_Exercise task A_: Summarize the Golar update in two sentences.
_Exercise task B_: Copy the Golar update word for word, everything from "During the quarter" down to "against this facility.".

Avenir has taken FID and has started to build a
LNG receiving terminal in Sardinia and is targeting distribution of
LNG locally. Avenir may also be able to support future FSRU
projects being pursued by two of its sponsors. Spare capacity on
board FSRUs could be utilized to develop small-scale LNG
distribution opportunities. Markets developed by Avenir together
with demand for regasified LNG from an anchor tenant could then
collectively support an otherwise marginal FSRU project. The
company believes that early access to small-scale ship capacity
might be critical to a tailor made solution for an oil-to-gas
switch for potential customers. Avenir has ordered four 7,500cbm
vessels and is in the process of committing to significantly more
shipping capacity. Logistics and shipping services provided by
Avenir may also be utilized in the event that Golar Power elects to
use some of the spare capacity on board the FSRU Golar Nanook to
break-bulk LNG in Sergipe.
Golar will equity account for its interest in
Avenir. A shorter capex cycle relative to traditional LNG
infrastructure means that this business has the potential to be
generating cash flows as early as 2020.
Financing Review
Golar's total current cash position as at
September 30 was $764.2 million (including long-term restricted
cash), of which $306.4 million was unrestricted and $175.5 million
relates to the Hilli Episeyo letter of credit. This is after having
settled amounts due to non-controlling (10.89%) shareholders Keppel
and Black and Veatch following the final debt draw down and
subsequent drop down of 50% of the common units of Golar Hilli LLC
to Golar Partners. Of the $175.5 million restricted cash securing
the Hilli Episeyo letter of credit, approximately $126.2 million is
expected to be released to free cash1 between 2019 and 2021.
During the quarter amendments to the existing
margin loan facility, secured by units in Golar Partners, were
agreed. Subject to the satisfaction of certain covenants, no
further principal repayments will be required ahead of loan
maturity in March 2020. As at September 30, $100 million was
outstanding against this facility.

_Data extract_:

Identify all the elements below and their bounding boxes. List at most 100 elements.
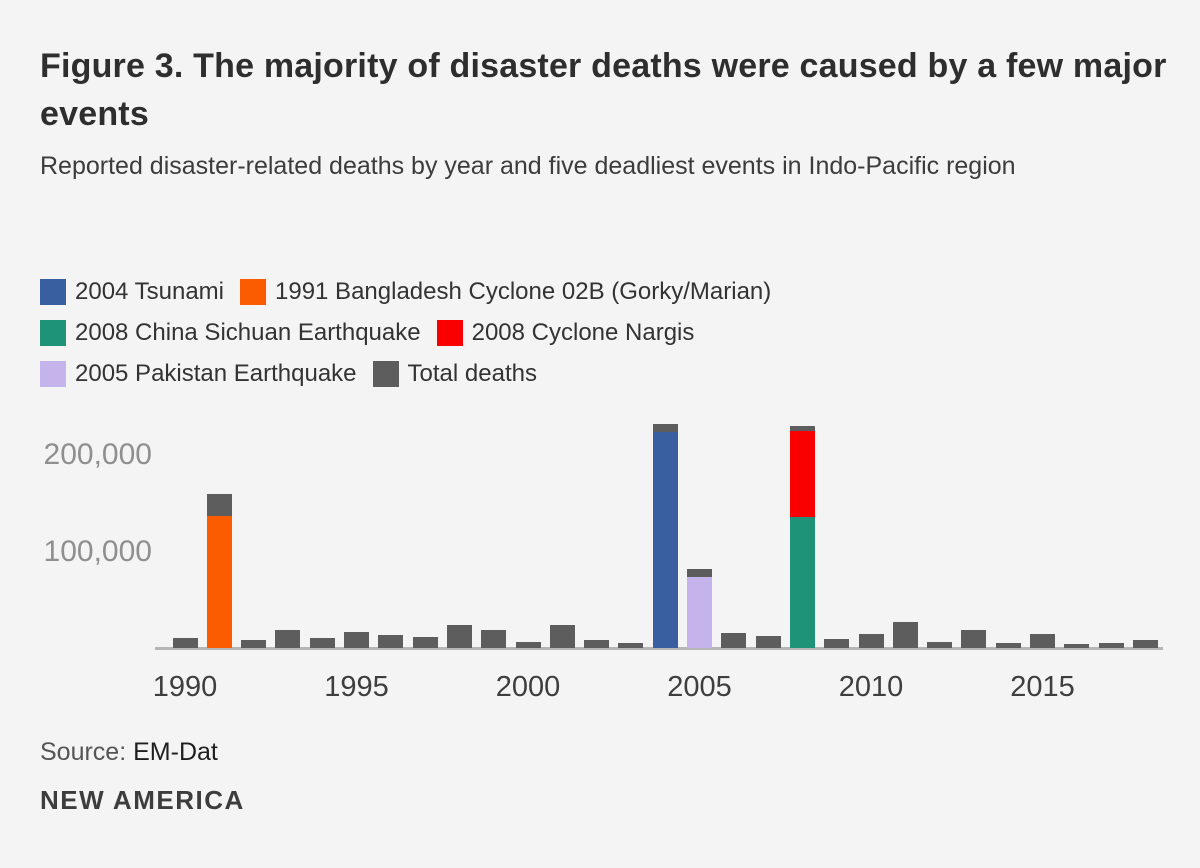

_Worked answer A_: Avenir has taken FID on an LNG receiving terminal in Sardinia, has ordered four 7,500cbm vessels, and may support future FSRU projects and small-scale LNG distribution, with Golar equity accounting for its interest and the business potentially generating cash flows as early as 2020. As at September 30, Golar's total current cash position was $764.2 million, of which $306.4 million was unrestricted, and amendments to its margin loan facility mean that, subject to certain covenants, no further principal repayments are required before the loan matures in March 2020, with $100 million outstanding.

_Worked answer B_:
During the quarter amendments to the existing
margin loan facility, secured by units in Golar Partners, were
agreed. Subject to the satisfaction of certain covenants, no
further principal repayments will be required ahead of loan
maturity in March 2020. As at September 30, $100 million was
outstanding against this facility.